Rows from a layout dataset
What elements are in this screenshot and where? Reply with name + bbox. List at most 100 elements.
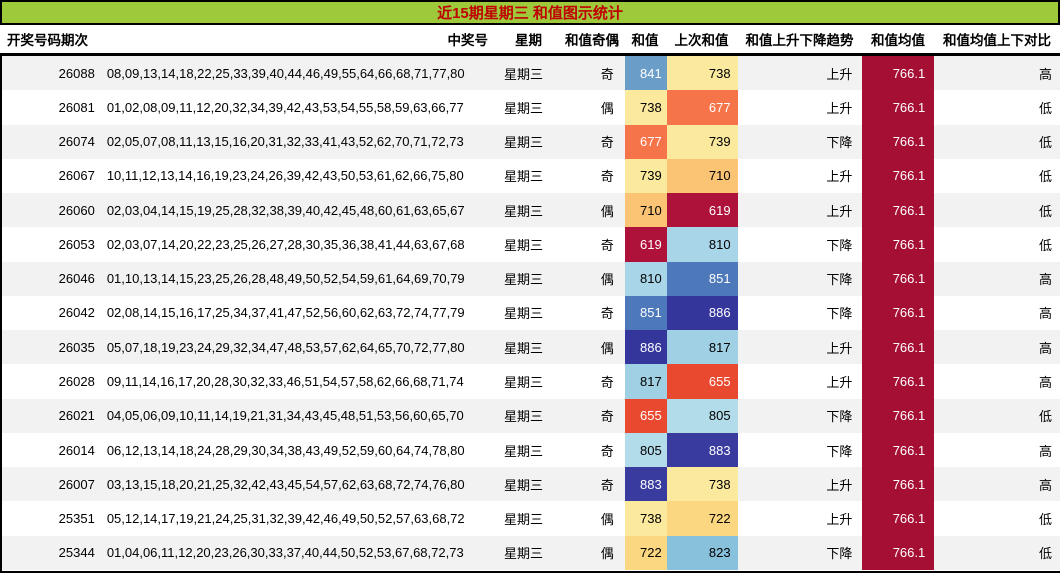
header-numbers: 中奖号 [447, 33, 489, 48]
table-row: 26046 01,10,13,14,15,23,25,26,28,48,49,50… [2, 261, 1060, 296]
trend-cell: 下降 [826, 306, 853, 322]
mean-cell: 766.1 [862, 227, 935, 262]
period-cell: 26088 [58, 65, 95, 81]
compare-cell: 高 [1038, 306, 1052, 322]
table-row: 26067 10,11,12,13,14,16,19,23,24,26,39,42… [2, 158, 1060, 194]
sum-cell: 841 [624, 56, 667, 91]
week-cell: 星期三 [504, 375, 544, 391]
header-period: 开奖号码期次 [7, 33, 88, 48]
compare-cell: 高 [1038, 66, 1052, 82]
table-row: 26028 09,11,14,16,17,20,28,30,32,33,46,51… [2, 364, 1060, 399]
trend-cell: 下降 [826, 546, 853, 562]
table-row: 26081 01,02,08,09,11,12,20,32,34,39,42,43… [2, 90, 1060, 125]
parity-cell: 奇 [600, 306, 614, 322]
compare-cell: 低 [1038, 512, 1052, 528]
sum-cell: 805 [624, 432, 667, 468]
week-cell: 星期三 [504, 237, 544, 253]
period-cell: 26014 [58, 442, 95, 458]
table-row: 26088 08,09,13,14,18,22,25,33,39,40,44,46… [2, 56, 1060, 91]
header-prev-sum: 上次和值 [674, 33, 729, 48]
parity-cell: 奇 [600, 477, 614, 493]
period-cell: 26035 [58, 339, 95, 355]
week-cell: 星期三 [504, 477, 544, 493]
mean-cell: 766.1 [862, 56, 935, 91]
compare-cell: 高 [1038, 340, 1052, 356]
sum-cell: 851 [624, 295, 667, 331]
sum-cell: 817 [624, 364, 667, 399]
table-row: 26007 03,13,15,18,20,21,25,32,42,43,45,54… [2, 467, 1060, 502]
week-cell: 星期三 [504, 443, 544, 459]
table-row: 26021 04,05,06,09,10,11,14,19,21,31,34,43… [2, 398, 1060, 433]
mean-cell: 766.1 [862, 432, 935, 468]
mean-cell: 766.1 [862, 535, 935, 570]
compare-cell: 低 [1038, 100, 1052, 116]
parity-cell: 奇 [600, 66, 614, 82]
numbers-cell: 09,11,14,16,17,20,28,30,32,33,46,51,54,5… [106, 374, 464, 390]
header-parity: 和值奇偶 [565, 33, 619, 48]
mean-cell: 766.1 [862, 158, 935, 194]
compare-cell: 高 [1038, 477, 1052, 493]
period-cell: 26067 [58, 168, 95, 184]
prev-sum-cell: 710 [666, 158, 738, 194]
week-cell: 星期三 [504, 340, 544, 356]
mean-cell: 766.1 [862, 501, 935, 536]
sum-cell: 619 [624, 227, 667, 262]
trend-cell: 上升 [826, 512, 853, 528]
mean-cell: 766.1 [862, 467, 935, 502]
mean-cell: 766.1 [862, 330, 935, 365]
sum-cell: 810 [624, 261, 667, 296]
mean-cell: 766.1 [862, 261, 935, 296]
trend-cell: 下降 [826, 237, 853, 253]
prev-sum-cell: 851 [666, 261, 738, 296]
trend-cell: 上升 [826, 100, 853, 116]
trend-cell: 上升 [826, 375, 853, 391]
parity-cell: 偶 [600, 100, 614, 116]
sum-cell: 739 [624, 158, 667, 194]
period-cell: 25351 [58, 511, 95, 527]
header-trend: 和值上升下降趋势 [745, 33, 854, 48]
period-cell: 26042 [58, 305, 95, 321]
parity-cell: 奇 [600, 135, 614, 151]
table-row: 26060 02,03,04,14,15,19,25,28,32,38,39,40… [2, 193, 1060, 228]
sum-cell: 677 [624, 124, 667, 159]
parity-cell: 奇 [600, 409, 614, 425]
compare-cell: 低 [1038, 546, 1052, 562]
numbers-cell: 02,05,07,08,11,13,15,16,20,31,32,33,41,4… [106, 134, 464, 150]
week-cell: 星期三 [504, 272, 544, 288]
period-cell: 26007 [58, 476, 95, 492]
period-cell: 26081 [58, 99, 95, 115]
prev-sum-cell: 817 [666, 330, 738, 365]
table-row: 25344 01,04,06,11,12,20,23,26,30,33,37,40… [2, 535, 1060, 570]
period-cell: 26074 [58, 134, 95, 150]
prev-sum-cell: 823 [666, 535, 738, 570]
table-row: 26053 02,03,07,14,20,22,23,25,26,27,28,30… [2, 227, 1060, 262]
compare-cell: 高 [1038, 272, 1052, 288]
period-cell: 26021 [58, 408, 95, 424]
trend-cell: 上升 [826, 66, 853, 82]
prev-sum-cell: 738 [666, 467, 738, 502]
table-row: 26042 02,08,14,15,16,17,25,34,37,41,47,52… [2, 295, 1060, 331]
parity-cell: 偶 [600, 546, 614, 562]
week-cell: 星期三 [504, 409, 544, 425]
sum-cell: 722 [624, 535, 667, 570]
parity-cell: 偶 [600, 272, 614, 288]
numbers-cell: 03,13,15,18,20,21,25,32,42,43,45,54,57,6… [106, 476, 465, 492]
sum-cell: 738 [624, 90, 667, 125]
trend-cell: 下降 [826, 409, 853, 425]
prev-sum-cell: 886 [666, 295, 738, 331]
table-header: 开奖号码期次 中奖号 星期 和值奇偶 和值 上次和值 和值上升下降趋势 和值均值… [0, 25, 1060, 56]
week-cell: 星期三 [504, 169, 544, 185]
numbers-cell: 02,03,04,14,15,19,25,28,32,38,39,40,42,4… [106, 202, 465, 218]
trend-cell: 下降 [826, 135, 853, 151]
parity-cell: 奇 [600, 375, 614, 391]
week-cell: 星期三 [504, 135, 544, 151]
trend-cell: 上升 [826, 169, 853, 185]
mean-cell: 766.1 [862, 90, 935, 125]
prev-sum-cell: 810 [666, 227, 738, 262]
prev-sum-cell: 883 [666, 432, 738, 468]
trend-cell: 上升 [826, 340, 853, 356]
compare-cell: 高 [1038, 443, 1052, 459]
numbers-cell: 02,08,14,15,16,17,25,34,37,41,47,52,56,6… [106, 305, 465, 321]
sum-cell: 883 [624, 467, 667, 502]
mean-cell: 766.1 [862, 295, 935, 331]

* _Short exercise_: Change every "trend-cell" in the data to "direction-cell" and write out all the lines again with nothing else altered. Leave the pictures out.

* _Task result_:
What elements are in this screenshot and where? Reply with name + bbox. List at most 100 elements.
header-numbers: 中奖号 [447, 33, 489, 48]
table-row: 26046 01,10,13,14,15,23,25,26,28,48,49,50… [2, 261, 1060, 296]
direction-cell: 下降 [826, 306, 853, 322]
mean-cell: 766.1 [862, 227, 935, 262]
period-cell: 26088 [58, 65, 95, 81]
compare-cell: 高 [1038, 306, 1052, 322]
table-row: 26067 10,11,12,13,14,16,19,23,24,26,39,42… [2, 158, 1060, 194]
sum-cell: 841 [624, 56, 667, 91]
week-cell: 星期三 [504, 375, 544, 391]
header-period: 开奖号码期次 [7, 33, 88, 48]
compare-cell: 高 [1038, 66, 1052, 82]
table-row: 26028 09,11,14,16,17,20,28,30,32,33,46,51… [2, 364, 1060, 399]
direction-cell: 下降 [826, 546, 853, 562]
table-row: 26081 01,02,08,09,11,12,20,32,34,39,42,43… [2, 90, 1060, 125]
parity-cell: 奇 [600, 306, 614, 322]
compare-cell: 低 [1038, 512, 1052, 528]
sum-cell: 805 [624, 432, 667, 468]
week-cell: 星期三 [504, 237, 544, 253]
period-cell: 26014 [58, 442, 95, 458]
table-row: 26088 08,09,13,14,18,22,25,33,39,40,44,46… [2, 56, 1060, 91]
header-prev-sum: 上次和值 [674, 33, 729, 48]
parity-cell: 奇 [600, 477, 614, 493]
period-cell: 26035 [58, 339, 95, 355]
week-cell: 星期三 [504, 477, 544, 493]
mean-cell: 766.1 [862, 56, 935, 91]
compare-cell: 高 [1038, 340, 1052, 356]
sum-cell: 851 [624, 295, 667, 331]
sum-cell: 817 [624, 364, 667, 399]
table-row: 26007 03,13,15,18,20,21,25,32,42,43,45,54… [2, 467, 1060, 502]
week-cell: 星期三 [504, 443, 544, 459]
table-row: 26021 04,05,06,09,10,11,14,19,21,31,34,43… [2, 398, 1060, 433]
mean-cell: 766.1 [862, 432, 935, 468]
mean-cell: 766.1 [862, 535, 935, 570]
compare-cell: 低 [1038, 100, 1052, 116]
parity-cell: 奇 [600, 66, 614, 82]
numbers-cell: 09,11,14,16,17,20,28,30,32,33,46,51,54,5… [106, 374, 464, 390]
header-parity: 和值奇偶 [565, 33, 619, 48]
mean-cell: 766.1 [862, 158, 935, 194]
compare-cell: 高 [1038, 477, 1052, 493]
period-cell: 26067 [58, 168, 95, 184]
prev-sum-cell: 710 [666, 158, 738, 194]
week-cell: 星期三 [504, 340, 544, 356]
mean-cell: 766.1 [862, 501, 935, 536]
sum-cell: 619 [624, 227, 667, 262]
direction-cell: 上升 [826, 512, 853, 528]
mean-cell: 766.1 [862, 467, 935, 502]
mean-cell: 766.1 [862, 330, 935, 365]
sum-cell: 810 [624, 261, 667, 296]
mean-cell: 766.1 [862, 261, 935, 296]
direction-cell: 下降 [826, 237, 853, 253]
prev-sum-cell: 851 [666, 261, 738, 296]
direction-cell: 上升 [826, 100, 853, 116]
direction-cell: 上升 [826, 375, 853, 391]
parity-cell: 偶 [600, 100, 614, 116]
sum-cell: 739 [624, 158, 667, 194]
period-cell: 25351 [58, 511, 95, 527]
header-trend: 和值上升下降趋势 [745, 33, 854, 48]
period-cell: 26042 [58, 305, 95, 321]
parity-cell: 奇 [600, 135, 614, 151]
table-row: 26060 02,03,04,14,15,19,25,28,32,38,39,40… [2, 193, 1060, 228]
sum-cell: 677 [624, 124, 667, 159]
parity-cell: 奇 [600, 409, 614, 425]
compare-cell: 低 [1038, 546, 1052, 562]
numbers-cell: 02,05,07,08,11,13,15,16,20,31,32,33,41,4… [106, 134, 464, 150]
week-cell: 星期三 [504, 272, 544, 288]
period-cell: 26007 [58, 476, 95, 492]
period-cell: 26081 [58, 99, 95, 115]
prev-sum-cell: 817 [666, 330, 738, 365]
table-row: 25344 01,04,06,11,12,20,23,26,30,33,37,40… [2, 535, 1060, 570]
period-cell: 26074 [58, 134, 95, 150]
prev-sum-cell: 823 [666, 535, 738, 570]
table-row: 26053 02,03,07,14,20,22,23,25,26,27,28,30… [2, 227, 1060, 262]
compare-cell: 高 [1038, 272, 1052, 288]
period-cell: 26021 [58, 408, 95, 424]
direction-cell: 上升 [826, 66, 853, 82]
prev-sum-cell: 738 [666, 467, 738, 502]
table-row: 26042 02,08,14,15,16,17,25,34,37,41,47,52… [2, 295, 1060, 331]
parity-cell: 偶 [600, 546, 614, 562]
week-cell: 星期三 [504, 409, 544, 425]
sum-cell: 722 [624, 535, 667, 570]
parity-cell: 偶 [600, 272, 614, 288]
numbers-cell: 03,13,15,18,20,21,25,32,42,43,45,54,57,6… [106, 476, 465, 492]
sum-cell: 738 [624, 90, 667, 125]
direction-cell: 下降 [826, 409, 853, 425]
prev-sum-cell: 886 [666, 295, 738, 331]
table-header: 开奖号码期次 中奖号 星期 和值奇偶 和值 上次和值 和值上升下降趋势 和值均值… [0, 25, 1060, 56]
week-cell: 星期三 [504, 169, 544, 185]
numbers-cell: 02,03,04,14,15,19,25,28,32,38,39,40,42,4… [106, 202, 465, 218]
direction-cell: 下降 [826, 135, 853, 151]
parity-cell: 奇 [600, 375, 614, 391]
week-cell: 星期三 [504, 135, 544, 151]
direction-cell: 上升 [826, 169, 853, 185]
mean-cell: 766.1 [862, 90, 935, 125]
prev-sum-cell: 810 [666, 227, 738, 262]
prev-sum-cell: 883 [666, 432, 738, 468]
direction-cell: 上升 [826, 340, 853, 356]
compare-cell: 高 [1038, 443, 1052, 459]
numbers-cell: 02,08,14,15,16,17,25,34,37,41,47,52,56,6… [106, 305, 465, 321]
sum-cell: 883 [624, 467, 667, 502]
mean-cell: 766.1 [862, 295, 935, 331]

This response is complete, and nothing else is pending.